Figure record listings:
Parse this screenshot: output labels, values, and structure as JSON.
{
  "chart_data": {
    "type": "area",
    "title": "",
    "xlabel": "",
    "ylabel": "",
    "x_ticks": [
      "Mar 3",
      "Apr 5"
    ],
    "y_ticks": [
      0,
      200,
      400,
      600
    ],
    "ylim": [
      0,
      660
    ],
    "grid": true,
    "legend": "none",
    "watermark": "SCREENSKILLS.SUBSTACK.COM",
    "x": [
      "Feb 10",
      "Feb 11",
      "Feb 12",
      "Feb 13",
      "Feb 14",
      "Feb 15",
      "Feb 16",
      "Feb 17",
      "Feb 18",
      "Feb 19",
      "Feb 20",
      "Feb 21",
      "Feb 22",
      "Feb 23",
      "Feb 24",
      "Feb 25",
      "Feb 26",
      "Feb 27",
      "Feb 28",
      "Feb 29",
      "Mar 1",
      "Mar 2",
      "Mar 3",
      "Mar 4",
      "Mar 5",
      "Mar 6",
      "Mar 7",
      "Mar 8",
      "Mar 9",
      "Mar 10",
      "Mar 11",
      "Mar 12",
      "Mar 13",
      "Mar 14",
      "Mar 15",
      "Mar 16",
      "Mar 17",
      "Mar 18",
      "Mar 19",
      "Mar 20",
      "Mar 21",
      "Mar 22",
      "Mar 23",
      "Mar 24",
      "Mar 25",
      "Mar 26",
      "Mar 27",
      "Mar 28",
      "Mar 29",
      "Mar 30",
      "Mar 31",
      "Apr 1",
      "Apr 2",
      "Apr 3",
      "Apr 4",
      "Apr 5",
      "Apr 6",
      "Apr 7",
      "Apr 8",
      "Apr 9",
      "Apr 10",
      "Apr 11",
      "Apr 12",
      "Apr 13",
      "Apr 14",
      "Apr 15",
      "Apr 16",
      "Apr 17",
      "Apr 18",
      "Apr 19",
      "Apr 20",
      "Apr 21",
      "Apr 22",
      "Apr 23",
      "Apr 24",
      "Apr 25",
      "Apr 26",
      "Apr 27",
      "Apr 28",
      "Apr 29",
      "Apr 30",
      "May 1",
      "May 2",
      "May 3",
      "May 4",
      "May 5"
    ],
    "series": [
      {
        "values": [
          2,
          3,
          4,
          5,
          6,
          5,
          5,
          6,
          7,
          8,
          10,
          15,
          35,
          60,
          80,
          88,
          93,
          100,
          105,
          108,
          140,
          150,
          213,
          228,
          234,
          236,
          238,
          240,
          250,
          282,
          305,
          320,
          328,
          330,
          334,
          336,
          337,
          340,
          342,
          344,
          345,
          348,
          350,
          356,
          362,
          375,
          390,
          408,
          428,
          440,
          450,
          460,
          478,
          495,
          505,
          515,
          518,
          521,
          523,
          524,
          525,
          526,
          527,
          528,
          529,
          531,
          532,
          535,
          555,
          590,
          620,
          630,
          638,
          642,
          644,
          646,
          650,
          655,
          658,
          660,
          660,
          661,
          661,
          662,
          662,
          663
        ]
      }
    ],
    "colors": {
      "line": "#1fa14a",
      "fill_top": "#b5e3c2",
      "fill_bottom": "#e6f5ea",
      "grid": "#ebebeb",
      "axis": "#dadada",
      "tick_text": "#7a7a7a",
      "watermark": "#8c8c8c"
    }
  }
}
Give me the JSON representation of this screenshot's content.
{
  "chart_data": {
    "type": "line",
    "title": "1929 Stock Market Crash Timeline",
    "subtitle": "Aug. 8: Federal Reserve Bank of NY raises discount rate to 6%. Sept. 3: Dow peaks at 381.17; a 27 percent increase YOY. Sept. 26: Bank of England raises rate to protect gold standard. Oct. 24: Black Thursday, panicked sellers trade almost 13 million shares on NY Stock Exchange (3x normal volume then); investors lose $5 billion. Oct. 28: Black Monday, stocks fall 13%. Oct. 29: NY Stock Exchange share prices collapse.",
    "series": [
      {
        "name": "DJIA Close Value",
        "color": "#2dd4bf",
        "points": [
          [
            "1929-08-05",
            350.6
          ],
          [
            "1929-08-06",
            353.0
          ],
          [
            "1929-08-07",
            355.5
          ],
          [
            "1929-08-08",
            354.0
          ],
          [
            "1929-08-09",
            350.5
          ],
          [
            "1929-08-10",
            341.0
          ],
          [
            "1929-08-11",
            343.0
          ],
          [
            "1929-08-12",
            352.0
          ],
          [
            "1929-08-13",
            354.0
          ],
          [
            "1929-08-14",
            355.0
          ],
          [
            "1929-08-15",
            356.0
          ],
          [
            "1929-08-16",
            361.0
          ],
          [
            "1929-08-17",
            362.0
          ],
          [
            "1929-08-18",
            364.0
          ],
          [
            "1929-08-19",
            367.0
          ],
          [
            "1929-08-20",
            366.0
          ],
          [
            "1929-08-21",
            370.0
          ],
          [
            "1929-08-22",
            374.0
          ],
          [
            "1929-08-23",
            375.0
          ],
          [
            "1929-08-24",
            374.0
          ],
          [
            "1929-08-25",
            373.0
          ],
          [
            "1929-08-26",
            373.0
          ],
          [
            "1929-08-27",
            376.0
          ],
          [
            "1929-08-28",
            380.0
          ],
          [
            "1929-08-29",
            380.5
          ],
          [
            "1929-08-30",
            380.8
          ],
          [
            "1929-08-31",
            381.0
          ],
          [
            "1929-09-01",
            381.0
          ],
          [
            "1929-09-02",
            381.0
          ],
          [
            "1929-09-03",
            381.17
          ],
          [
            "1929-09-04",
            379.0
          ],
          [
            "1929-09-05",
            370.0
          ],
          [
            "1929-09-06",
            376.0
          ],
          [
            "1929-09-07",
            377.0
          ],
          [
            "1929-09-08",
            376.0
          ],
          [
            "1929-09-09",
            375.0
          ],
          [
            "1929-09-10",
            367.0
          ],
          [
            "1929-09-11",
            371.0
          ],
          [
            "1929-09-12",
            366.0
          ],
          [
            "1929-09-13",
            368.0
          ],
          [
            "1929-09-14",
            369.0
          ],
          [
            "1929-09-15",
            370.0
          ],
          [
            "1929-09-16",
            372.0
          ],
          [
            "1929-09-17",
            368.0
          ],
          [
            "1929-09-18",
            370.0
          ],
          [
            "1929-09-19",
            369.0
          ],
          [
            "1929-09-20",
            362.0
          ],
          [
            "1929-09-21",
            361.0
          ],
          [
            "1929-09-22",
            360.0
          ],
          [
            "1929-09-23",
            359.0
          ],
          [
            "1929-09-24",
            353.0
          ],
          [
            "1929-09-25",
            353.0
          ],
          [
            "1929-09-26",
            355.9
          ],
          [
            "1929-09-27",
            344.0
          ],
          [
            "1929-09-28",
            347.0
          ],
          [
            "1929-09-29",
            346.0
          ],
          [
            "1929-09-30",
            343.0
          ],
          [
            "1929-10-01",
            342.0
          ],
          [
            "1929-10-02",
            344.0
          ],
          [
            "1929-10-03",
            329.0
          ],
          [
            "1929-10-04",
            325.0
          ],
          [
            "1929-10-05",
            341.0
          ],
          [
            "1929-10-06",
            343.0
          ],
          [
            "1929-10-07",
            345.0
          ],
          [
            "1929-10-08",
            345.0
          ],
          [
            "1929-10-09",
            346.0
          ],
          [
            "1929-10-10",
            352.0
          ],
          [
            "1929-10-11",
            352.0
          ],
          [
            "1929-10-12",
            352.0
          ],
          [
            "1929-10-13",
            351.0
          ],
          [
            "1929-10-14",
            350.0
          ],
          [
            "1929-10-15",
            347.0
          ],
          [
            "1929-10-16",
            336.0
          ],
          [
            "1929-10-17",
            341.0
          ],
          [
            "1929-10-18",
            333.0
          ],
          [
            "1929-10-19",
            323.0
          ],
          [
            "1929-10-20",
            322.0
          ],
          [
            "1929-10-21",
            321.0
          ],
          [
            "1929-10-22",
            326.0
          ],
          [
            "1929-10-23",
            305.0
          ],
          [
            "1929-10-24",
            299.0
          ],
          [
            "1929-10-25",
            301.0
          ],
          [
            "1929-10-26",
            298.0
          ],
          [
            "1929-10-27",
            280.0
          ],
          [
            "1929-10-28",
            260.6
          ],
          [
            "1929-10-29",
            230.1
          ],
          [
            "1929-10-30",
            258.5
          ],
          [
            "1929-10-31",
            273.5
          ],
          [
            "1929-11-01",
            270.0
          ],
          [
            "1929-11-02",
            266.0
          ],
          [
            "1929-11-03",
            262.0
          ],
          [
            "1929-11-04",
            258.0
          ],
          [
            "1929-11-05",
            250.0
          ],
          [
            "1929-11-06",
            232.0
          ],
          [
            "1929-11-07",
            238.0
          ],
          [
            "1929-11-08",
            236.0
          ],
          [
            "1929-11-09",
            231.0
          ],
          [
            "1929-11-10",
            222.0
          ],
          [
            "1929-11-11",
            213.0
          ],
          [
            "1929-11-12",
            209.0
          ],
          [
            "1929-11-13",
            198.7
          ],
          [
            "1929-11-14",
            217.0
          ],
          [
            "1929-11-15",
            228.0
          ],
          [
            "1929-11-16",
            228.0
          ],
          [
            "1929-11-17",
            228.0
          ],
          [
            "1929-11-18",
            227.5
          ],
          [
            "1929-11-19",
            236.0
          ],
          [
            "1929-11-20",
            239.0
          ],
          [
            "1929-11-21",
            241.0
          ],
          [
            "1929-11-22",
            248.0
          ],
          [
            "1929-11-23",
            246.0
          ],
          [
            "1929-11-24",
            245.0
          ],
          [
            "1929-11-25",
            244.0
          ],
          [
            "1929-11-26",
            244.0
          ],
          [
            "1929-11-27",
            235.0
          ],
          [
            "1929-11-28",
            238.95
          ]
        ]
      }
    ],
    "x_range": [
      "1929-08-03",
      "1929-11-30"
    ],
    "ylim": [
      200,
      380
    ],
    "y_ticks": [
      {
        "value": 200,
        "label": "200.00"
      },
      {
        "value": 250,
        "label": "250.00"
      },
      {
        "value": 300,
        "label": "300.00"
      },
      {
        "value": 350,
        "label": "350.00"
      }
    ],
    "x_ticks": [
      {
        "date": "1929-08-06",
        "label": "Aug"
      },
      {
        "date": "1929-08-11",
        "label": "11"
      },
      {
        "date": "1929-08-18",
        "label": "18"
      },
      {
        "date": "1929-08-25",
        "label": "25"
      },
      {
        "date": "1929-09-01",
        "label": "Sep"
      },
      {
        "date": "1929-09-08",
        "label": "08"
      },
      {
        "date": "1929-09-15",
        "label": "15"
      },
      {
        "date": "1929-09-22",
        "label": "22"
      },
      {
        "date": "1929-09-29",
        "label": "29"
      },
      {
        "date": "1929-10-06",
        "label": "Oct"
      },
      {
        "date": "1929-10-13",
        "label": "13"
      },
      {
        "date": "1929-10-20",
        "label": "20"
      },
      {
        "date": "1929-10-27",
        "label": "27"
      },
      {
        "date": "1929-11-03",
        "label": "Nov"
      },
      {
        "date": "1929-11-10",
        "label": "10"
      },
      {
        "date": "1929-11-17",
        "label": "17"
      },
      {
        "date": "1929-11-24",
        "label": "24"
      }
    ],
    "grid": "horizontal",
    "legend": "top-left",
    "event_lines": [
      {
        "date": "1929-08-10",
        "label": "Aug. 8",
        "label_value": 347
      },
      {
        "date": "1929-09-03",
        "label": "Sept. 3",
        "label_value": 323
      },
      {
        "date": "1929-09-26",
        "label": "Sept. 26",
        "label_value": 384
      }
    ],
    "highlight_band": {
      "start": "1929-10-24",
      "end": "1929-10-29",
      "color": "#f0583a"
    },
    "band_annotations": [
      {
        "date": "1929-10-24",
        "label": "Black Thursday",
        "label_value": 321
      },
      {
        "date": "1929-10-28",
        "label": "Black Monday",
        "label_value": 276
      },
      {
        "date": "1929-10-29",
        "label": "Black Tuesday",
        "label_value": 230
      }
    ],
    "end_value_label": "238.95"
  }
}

**Exercise brief**
From the listing above, copy every line that includes the word "watermark".

**Exercise output**
    "watermark": "SCREENSKILLS.SUBSTACK.COM",
      "watermark": "#8c8c8c"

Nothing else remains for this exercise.